=== Records to process ===
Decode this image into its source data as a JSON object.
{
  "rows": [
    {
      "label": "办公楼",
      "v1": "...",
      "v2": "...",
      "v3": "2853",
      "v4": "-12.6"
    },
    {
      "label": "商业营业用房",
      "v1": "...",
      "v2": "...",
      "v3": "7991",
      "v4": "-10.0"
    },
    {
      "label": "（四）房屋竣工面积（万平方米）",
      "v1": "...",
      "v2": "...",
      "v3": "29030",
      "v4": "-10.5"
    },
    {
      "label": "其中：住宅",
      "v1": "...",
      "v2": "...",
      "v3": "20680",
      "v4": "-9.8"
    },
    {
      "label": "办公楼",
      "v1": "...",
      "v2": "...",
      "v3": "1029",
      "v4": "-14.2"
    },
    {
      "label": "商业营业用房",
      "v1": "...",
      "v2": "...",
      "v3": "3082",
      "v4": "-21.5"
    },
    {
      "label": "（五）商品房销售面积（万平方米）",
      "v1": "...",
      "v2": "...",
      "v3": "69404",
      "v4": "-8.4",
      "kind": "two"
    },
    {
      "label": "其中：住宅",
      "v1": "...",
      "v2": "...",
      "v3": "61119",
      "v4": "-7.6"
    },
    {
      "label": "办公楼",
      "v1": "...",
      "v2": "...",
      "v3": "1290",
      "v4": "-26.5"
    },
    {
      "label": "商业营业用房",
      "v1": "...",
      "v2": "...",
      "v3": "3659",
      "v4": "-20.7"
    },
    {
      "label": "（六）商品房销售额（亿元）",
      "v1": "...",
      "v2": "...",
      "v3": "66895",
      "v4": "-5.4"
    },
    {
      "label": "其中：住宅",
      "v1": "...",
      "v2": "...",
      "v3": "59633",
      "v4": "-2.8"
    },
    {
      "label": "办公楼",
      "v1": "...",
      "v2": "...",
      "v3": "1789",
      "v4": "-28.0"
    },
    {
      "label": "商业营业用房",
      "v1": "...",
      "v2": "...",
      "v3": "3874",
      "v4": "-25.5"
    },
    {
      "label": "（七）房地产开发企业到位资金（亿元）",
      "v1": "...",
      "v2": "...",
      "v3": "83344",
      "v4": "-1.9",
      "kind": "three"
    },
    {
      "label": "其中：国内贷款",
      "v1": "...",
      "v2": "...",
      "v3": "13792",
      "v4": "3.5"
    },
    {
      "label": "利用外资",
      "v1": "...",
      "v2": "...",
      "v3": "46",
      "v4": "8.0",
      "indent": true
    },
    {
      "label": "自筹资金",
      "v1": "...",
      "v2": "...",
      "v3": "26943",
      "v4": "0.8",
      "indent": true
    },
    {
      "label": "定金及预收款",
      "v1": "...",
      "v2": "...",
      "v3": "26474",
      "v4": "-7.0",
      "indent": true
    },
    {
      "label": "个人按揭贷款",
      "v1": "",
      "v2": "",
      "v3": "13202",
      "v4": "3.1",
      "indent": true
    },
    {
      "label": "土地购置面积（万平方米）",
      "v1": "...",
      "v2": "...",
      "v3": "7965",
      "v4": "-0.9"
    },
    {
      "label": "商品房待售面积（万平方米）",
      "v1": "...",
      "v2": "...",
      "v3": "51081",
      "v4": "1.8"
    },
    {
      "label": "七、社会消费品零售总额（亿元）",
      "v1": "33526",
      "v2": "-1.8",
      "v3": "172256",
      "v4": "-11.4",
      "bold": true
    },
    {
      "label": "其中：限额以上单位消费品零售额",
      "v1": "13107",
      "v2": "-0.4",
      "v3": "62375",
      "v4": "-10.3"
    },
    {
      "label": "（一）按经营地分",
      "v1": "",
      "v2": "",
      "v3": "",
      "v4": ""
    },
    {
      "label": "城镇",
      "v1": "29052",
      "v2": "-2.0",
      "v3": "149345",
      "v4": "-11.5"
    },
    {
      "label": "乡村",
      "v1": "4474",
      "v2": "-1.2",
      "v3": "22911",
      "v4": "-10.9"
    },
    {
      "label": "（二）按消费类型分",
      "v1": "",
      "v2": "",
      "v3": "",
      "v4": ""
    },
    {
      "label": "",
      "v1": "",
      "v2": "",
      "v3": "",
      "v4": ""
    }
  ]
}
===
» The task
Each line of the material must be restated exactly.

» Solution below
Decode this image into its source data as a JSON object.
{
  "rows": [
    {
      "label": "办公楼",
      "v1": "...",
      "v2": "...",
      "v3": "2853",
      "v4": "-12.6"
    },
    {
      "label": "商业营业用房",
      "v1": "...",
      "v2": "...",
      "v3": "7991",
      "v4": "-10.0"
    },
    {
      "label": "（四）房屋竣工面积（万平方米）",
      "v1": "...",
      "v2": "...",
      "v3": "29030",
      "v4": "-10.5"
    },
    {
      "label": "其中：住宅",
      "v1": "...",
      "v2": "...",
      "v3": "20680",
      "v4": "-9.8"
    },
    {
      "label": "办公楼",
      "v1": "...",
      "v2": "...",
      "v3": "1029",
      "v4": "-14.2"
    },
    {
      "label": "商业营业用房",
      "v1": "...",
      "v2": "...",
      "v3": "3082",
      "v4": "-21.5"
    },
    {
      "label": "（五）商品房销售面积（万平方米）",
      "v1": "...",
      "v2": "...",
      "v3": "69404",
      "v4": "-8.4",
      "kind": "two"
    },
    {
      "label": "其中：住宅",
      "v1": "...",
      "v2": "...",
      "v3": "61119",
      "v4": "-7.6"
    },
    {
      "label": "办公楼",
      "v1": "...",
      "v2": "...",
      "v3": "1290",
      "v4": "-26.5"
    },
    {
      "label": "商业营业用房",
      "v1": "...",
      "v2": "...",
      "v3": "3659",
      "v4": "-20.7"
    },
    {
      "label": "（六）商品房销售额（亿元）",
      "v1": "...",
      "v2": "...",
      "v3": "66895",
      "v4": "-5.4"
    },
    {
      "label": "其中：住宅",
      "v1": "...",
      "v2": "...",
      "v3": "59633",
      "v4": "-2.8"
    },
    {
      "label": "办公楼",
      "v1": "...",
      "v2": "...",
      "v3": "1789",
      "v4": "-28.0"
    },
    {
      "label": "商业营业用房",
      "v1": "...",
      "v2": "...",
      "v3": "3874",
      "v4": "-25.5"
    },
    {
      "label": "（七）房地产开发企业到位资金（亿元）",
      "v1": "...",
      "v2": "...",
      "v3": "83344",
      "v4": "-1.9",
      "kind": "three"
    },
    {
      "label": "其中：国内贷款",
      "v1": "...",
      "v2": "...",
      "v3": "13792",
      "v4": "3.5"
    },
    {
      "label": "利用外资",
      "v1": "...",
      "v2": "...",
      "v3": "46",
      "v4": "8.0",
      "indent": true
    },
    {
      "label": "自筹资金",
      "v1": "...",
      "v2": "...",
      "v3": "26943",
      "v4": "0.8",
      "indent": true
    },
    {
      "label": "定金及预收款",
      "v1": "...",
      "v2": "...",
      "v3": "26474",
      "v4": "-7.0",
      "indent": true
    },
    {
      "label": "个人按揭贷款",
      "v1": "",
      "v2": "",
      "v3": "13202",
      "v4": "3.1",
      "indent": true
    },
    {
      "label": "土地购置面积（万平方米）",
      "v1": "...",
      "v2": "...",
      "v3": "7965",
      "v4": "-0.9"
    },
    {
      "label": "商品房待售面积（万平方米）",
      "v1": "...",
      "v2": "...",
      "v3": "51081",
      "v4": "1.8"
    },
    {
      "label": "七、社会消费品零售总额（亿元）",
      "v1": "33526",
      "v2": "-1.8",
      "v3": "172256",
      "v4": "-11.4",
      "bold": true
    },
    {
      "label": "其中：限额以上单位消费品零售额",
      "v1": "13107",
      "v2": "-0.4",
      "v3": "62375",
      "v4": "-10.3"
    },
    {
      "label": "（一）按经营地分",
      "v1": "",
      "v2": "",
      "v3": "",
      "v4": ""
    },
    {
      "label": "城镇",
      "v1": "29052",
      "v2": "-2.0",
      "v3": "149345",
      "v4": "-11.5"
    },
    {
      "label": "乡村",
      "v1": "4474",
      "v2": "-1.2",
      "v3": "22911",
      "v4": "-10.9"
    },
    {
      "label": "（二）按消费类型分",
      "v1": "",
      "v2": "",
      "v3": "",
      "v4": ""
    },
    {
      "label": "",
      "v1": "",
      "v2": "",
      "v3": "",
      "v4": ""
    }
  ]
}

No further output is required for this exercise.